What needs to be done. Reproduce all lines of the listing below in which the word "Trust" occurs.

Material.
───

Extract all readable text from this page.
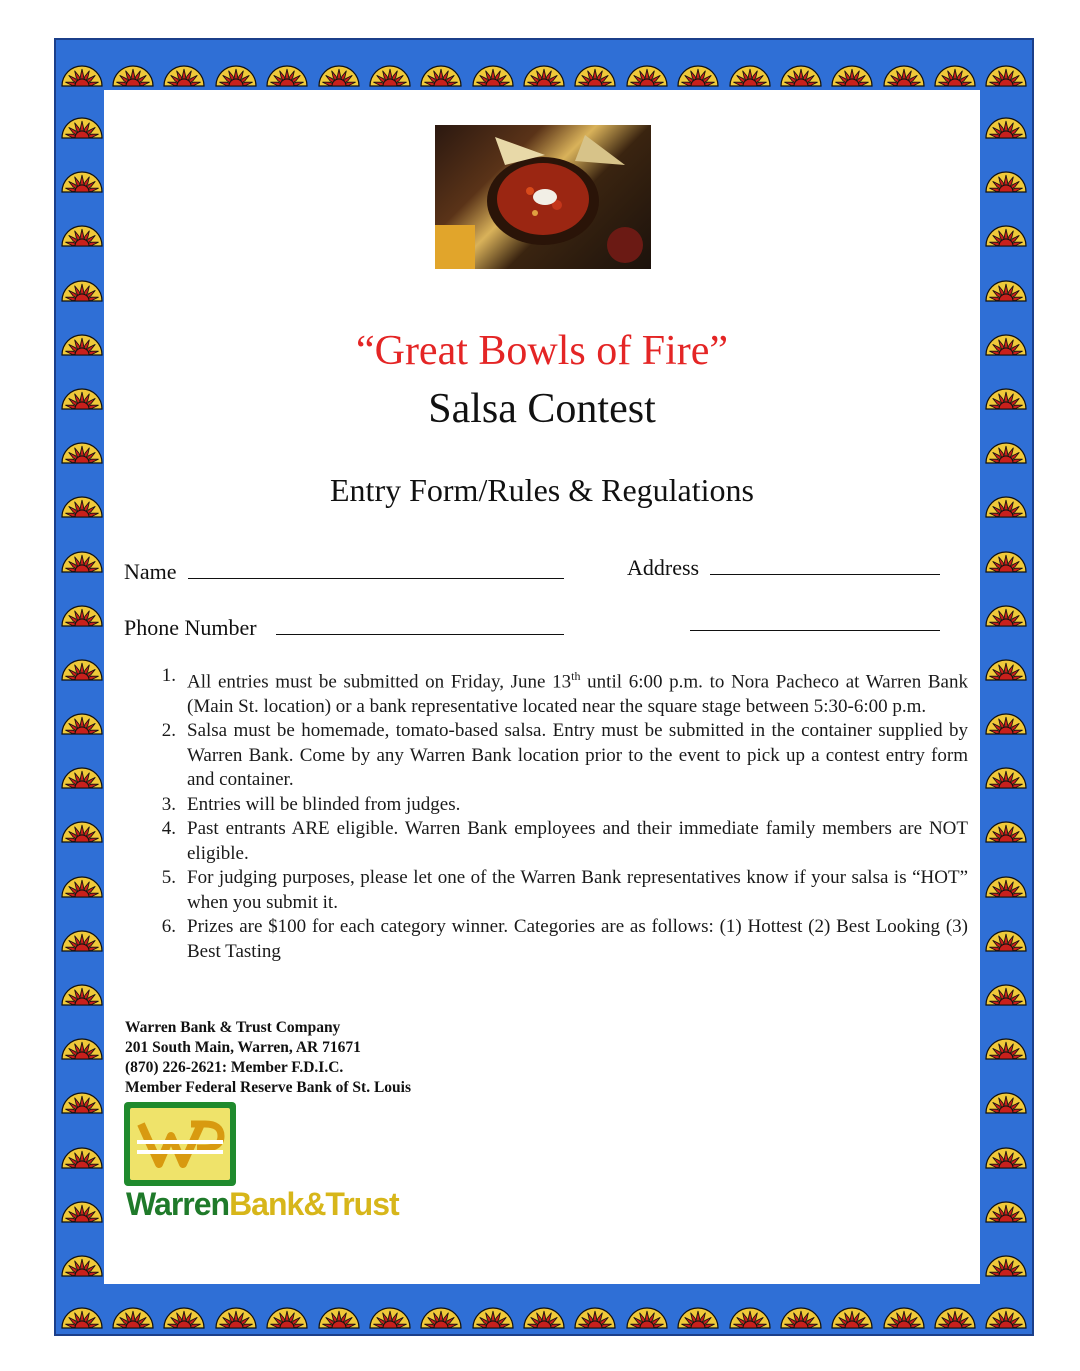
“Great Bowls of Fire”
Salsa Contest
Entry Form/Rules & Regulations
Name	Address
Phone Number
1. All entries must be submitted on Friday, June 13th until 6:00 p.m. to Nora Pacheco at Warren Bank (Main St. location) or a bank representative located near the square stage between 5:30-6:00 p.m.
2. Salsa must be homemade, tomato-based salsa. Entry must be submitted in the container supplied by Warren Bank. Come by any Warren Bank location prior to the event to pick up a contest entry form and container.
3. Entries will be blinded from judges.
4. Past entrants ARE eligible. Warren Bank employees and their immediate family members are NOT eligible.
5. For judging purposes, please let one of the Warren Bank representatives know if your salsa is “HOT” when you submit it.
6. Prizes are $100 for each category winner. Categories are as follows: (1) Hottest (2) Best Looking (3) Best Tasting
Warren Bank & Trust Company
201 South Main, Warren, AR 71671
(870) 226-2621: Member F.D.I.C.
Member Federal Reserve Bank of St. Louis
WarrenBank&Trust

───

Result of the exercise.
Warren Bank & Trust Company
WarrenBank&Trust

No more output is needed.